◆ Task brief
Repeat the listing that follows, character for character, minus the pictures.
================================
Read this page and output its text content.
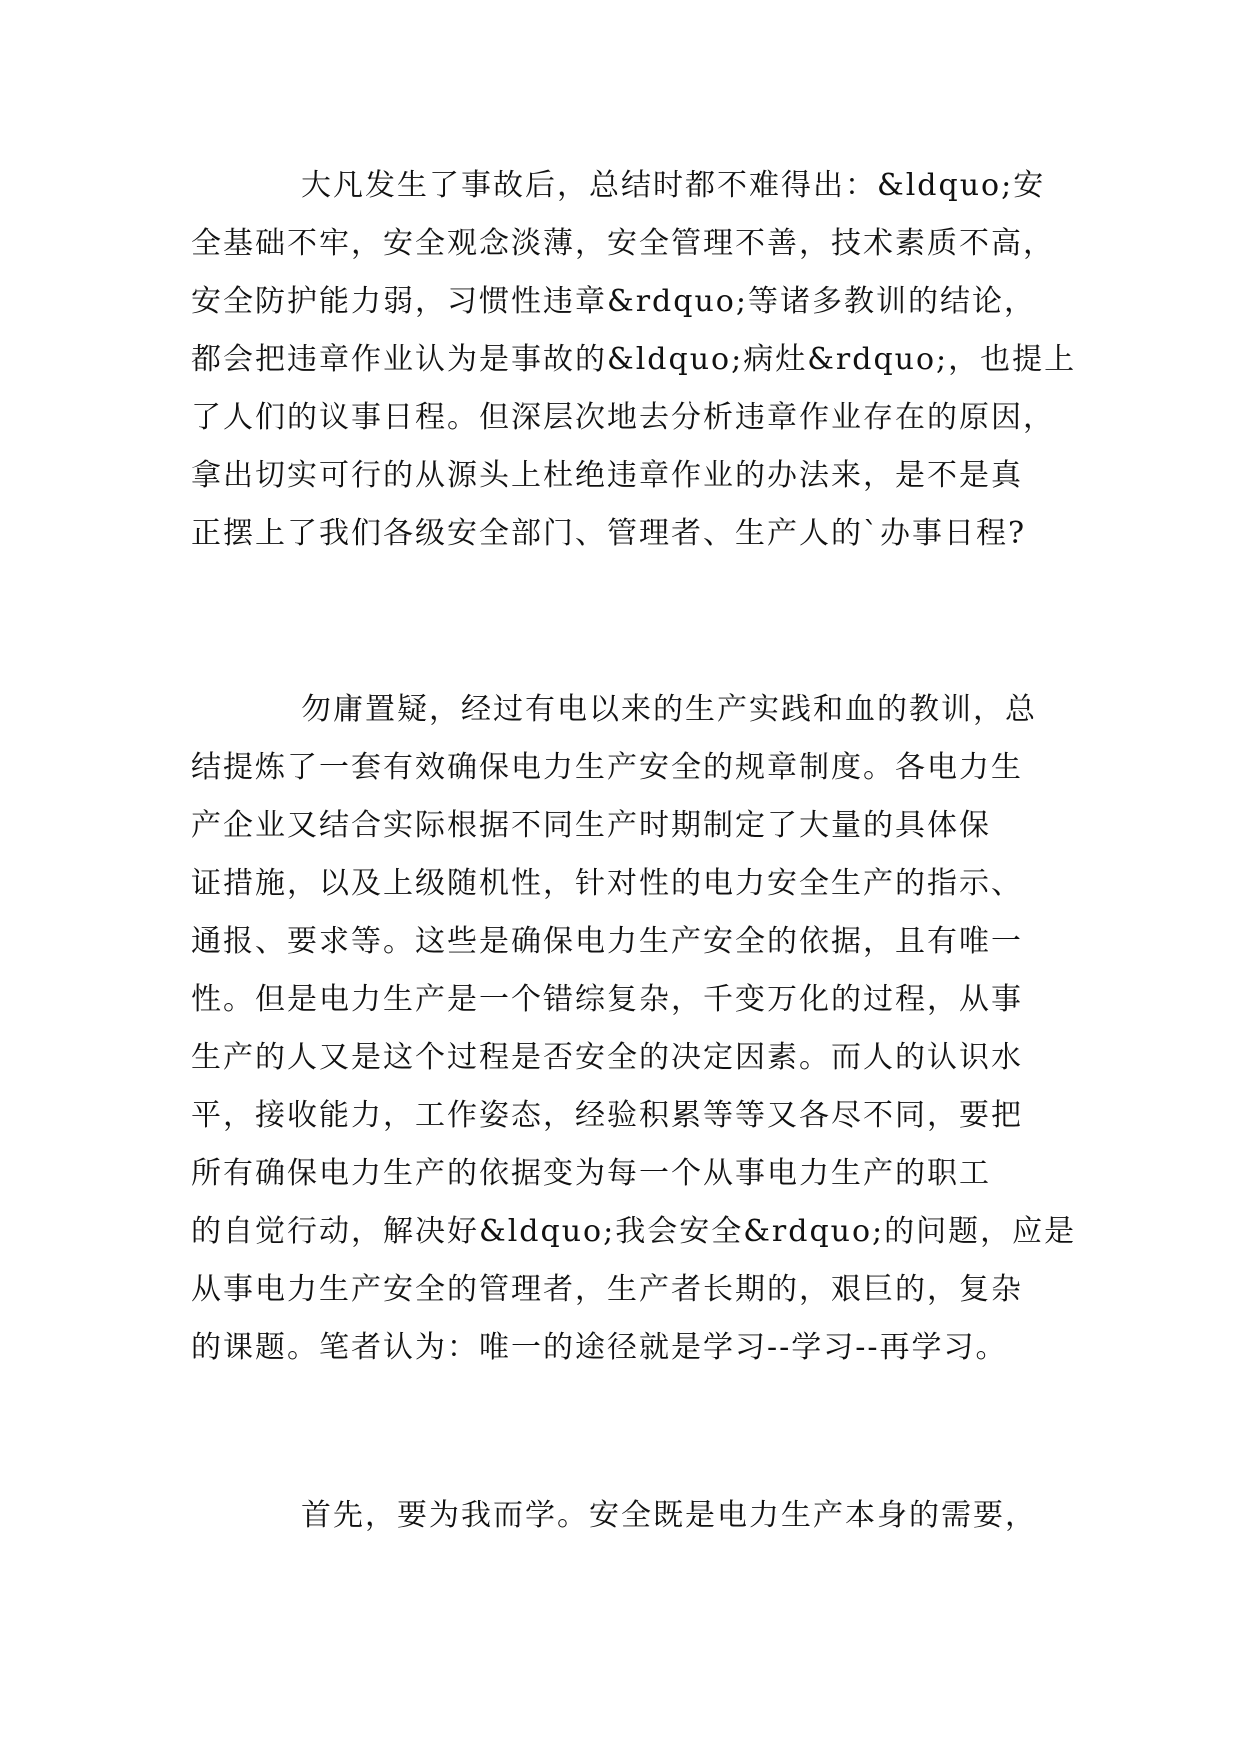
大凡发生了事故后，总结时都不难得出：&ldquo;安
全基础不牢，安全观念淡薄，安全管理不善，技术素质不高，
安全防护能力弱，习惯性违章&rdquo;等诸多教训的结论，
都会把违章作业认为是事故的&ldquo;病灶&rdquo;，也提上
了人们的议事日程。但深层次地去分析违章作业存在的原因，
拿出切实可行的从源头上杜绝违章作业的办法来，是不是真
正摆上了我们各级安全部门、管理者、生产人的`办事日程?
勿庸置疑，经过有电以来的生产实践和血的教训，总
结提炼了一套有效确保电力生产安全的规章制度。各电力生
产企业又结合实际根据不同生产时期制定了大量的具体保
证措施，以及上级随机性，针对性的电力安全生产的指示、
通报、要求等。这些是确保电力生产安全的依据，且有唯一
性。但是电力生产是一个错综复杂，千变万化的过程，从事
生产的人又是这个过程是否安全的决定因素。而人的认识水
平，接收能力，工作姿态，经验积累等等又各尽不同，要把
所有确保电力生产的依据变为每一个从事电力生产的职工
的自觉行动，解决好&ldquo;我会安全&rdquo;的问题，应是
从事电力生产安全的管理者，生产者长期的，艰巨的，复杂
的课题。笔者认为：唯一的途径就是学习--学习--再学习。
首先，要为我而学。安全既是电力生产本身的需要，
================================
◆ Output for this exercise
Read this page and output its text content.
大凡发生了事故后，总结时都不难得出：&ldquo;安
全基础不牢，安全观念淡薄，安全管理不善，技术素质不高，
安全防护能力弱，习惯性违章&rdquo;等诸多教训的结论，
都会把违章作业认为是事故的&ldquo;病灶&rdquo;，也提上
了人们的议事日程。但深层次地去分析违章作业存在的原因，
拿出切实可行的从源头上杜绝违章作业的办法来，是不是真
正摆上了我们各级安全部门、管理者、生产人的`办事日程?
勿庸置疑，经过有电以来的生产实践和血的教训，总
结提炼了一套有效确保电力生产安全的规章制度。各电力生
产企业又结合实际根据不同生产时期制定了大量的具体保
证措施，以及上级随机性，针对性的电力安全生产的指示、
通报、要求等。这些是确保电力生产安全的依据，且有唯一
性。但是电力生产是一个错综复杂，千变万化的过程，从事
生产的人又是这个过程是否安全的决定因素。而人的认识水
平，接收能力，工作姿态，经验积累等等又各尽不同，要把
所有确保电力生产的依据变为每一个从事电力生产的职工
的自觉行动，解决好&ldquo;我会安全&rdquo;的问题，应是
从事电力生产安全的管理者，生产者长期的，艰巨的，复杂
的课题。笔者认为：唯一的途径就是学习--学习--再学习。
首先，要为我而学。安全既是电力生产本身的需要，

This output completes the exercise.